Make an exact copy of the entries below with the pictures removed.

## Begin

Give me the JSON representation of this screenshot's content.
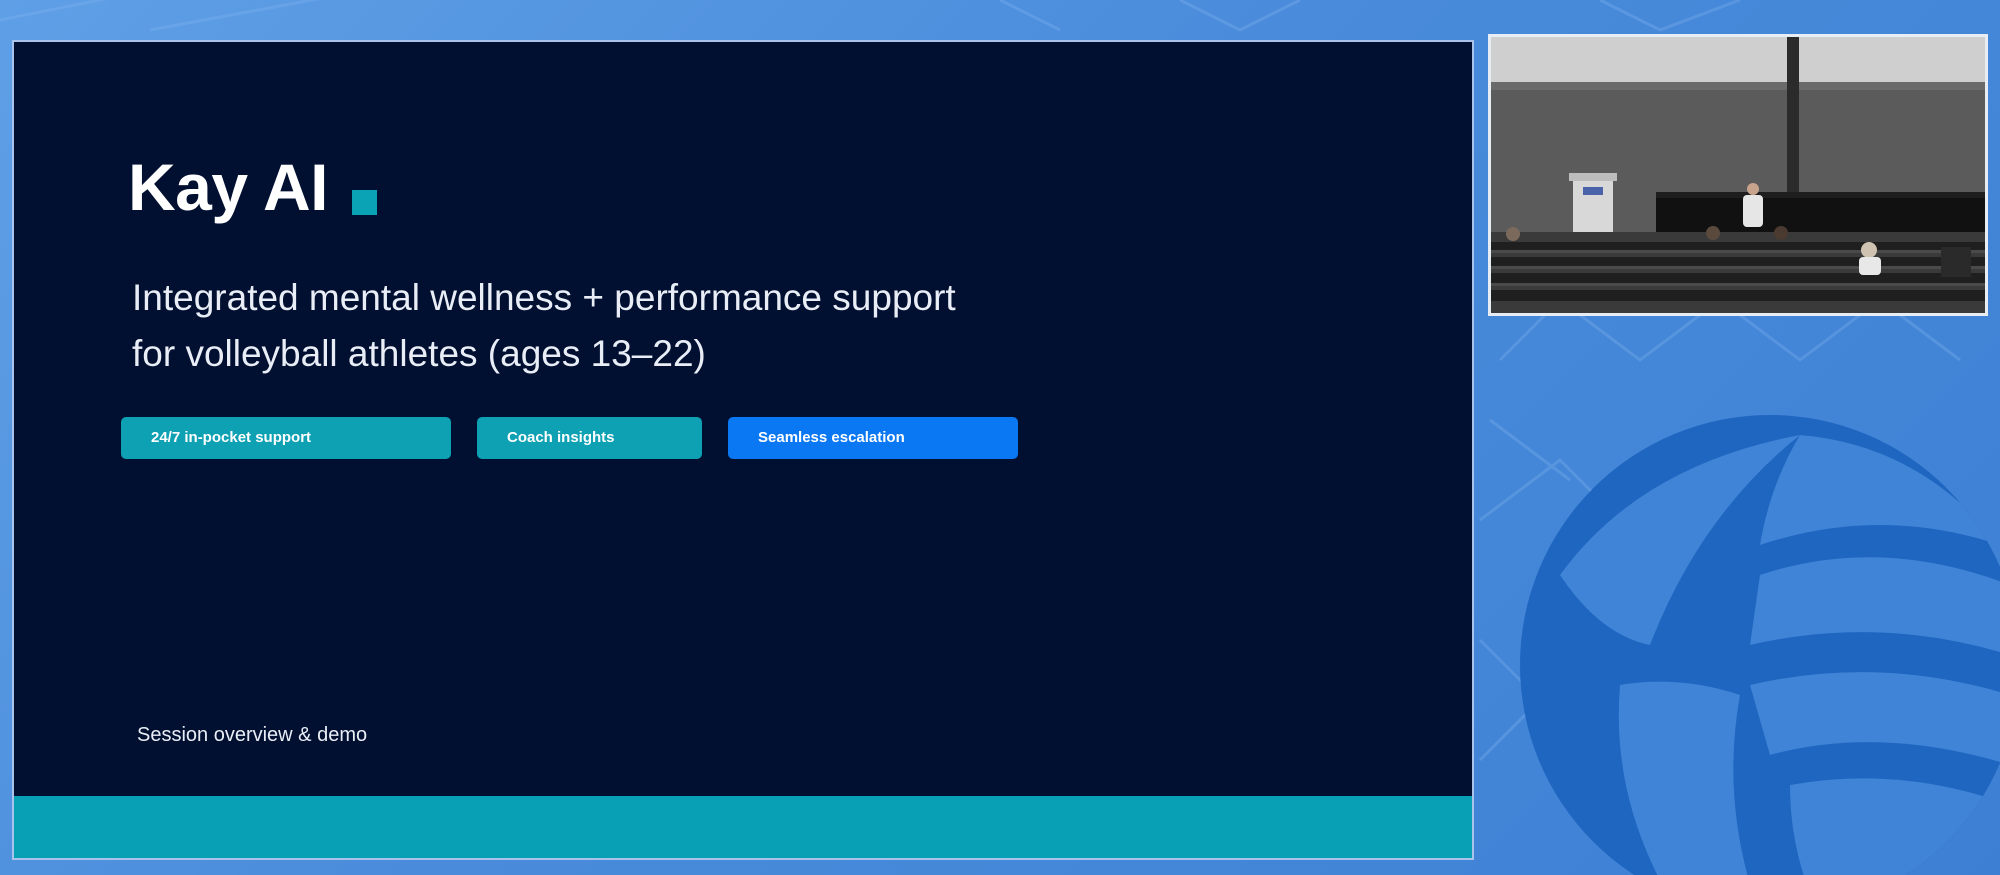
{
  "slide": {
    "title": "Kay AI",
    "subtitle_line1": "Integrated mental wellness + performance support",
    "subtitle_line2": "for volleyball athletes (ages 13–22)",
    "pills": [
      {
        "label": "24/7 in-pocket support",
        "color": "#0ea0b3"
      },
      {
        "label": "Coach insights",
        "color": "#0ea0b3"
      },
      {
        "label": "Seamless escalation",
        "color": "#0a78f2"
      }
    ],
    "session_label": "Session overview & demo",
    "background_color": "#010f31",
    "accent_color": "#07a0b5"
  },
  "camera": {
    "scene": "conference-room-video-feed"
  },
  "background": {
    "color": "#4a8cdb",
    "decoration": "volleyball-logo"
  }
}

## End

Task answer ▸
Give me the JSON representation of this screenshot's content.
{
  "slide": {
    "title": "Kay AI",
    "subtitle_line1": "Integrated mental wellness + performance support",
    "subtitle_line2": "for volleyball athletes (ages 13–22)",
    "pills": [
      {
        "label": "24/7 in-pocket support",
        "color": "#0ea0b3"
      },
      {
        "label": "Coach insights",
        "color": "#0ea0b3"
      },
      {
        "label": "Seamless escalation",
        "color": "#0a78f2"
      }
    ],
    "session_label": "Session overview & demo",
    "background_color": "#010f31",
    "accent_color": "#07a0b5"
  },
  "camera": {
    "scene": "conference-room-video-feed"
  },
  "background": {
    "color": "#4a8cdb",
    "decoration": "volleyball-logo"
  }
}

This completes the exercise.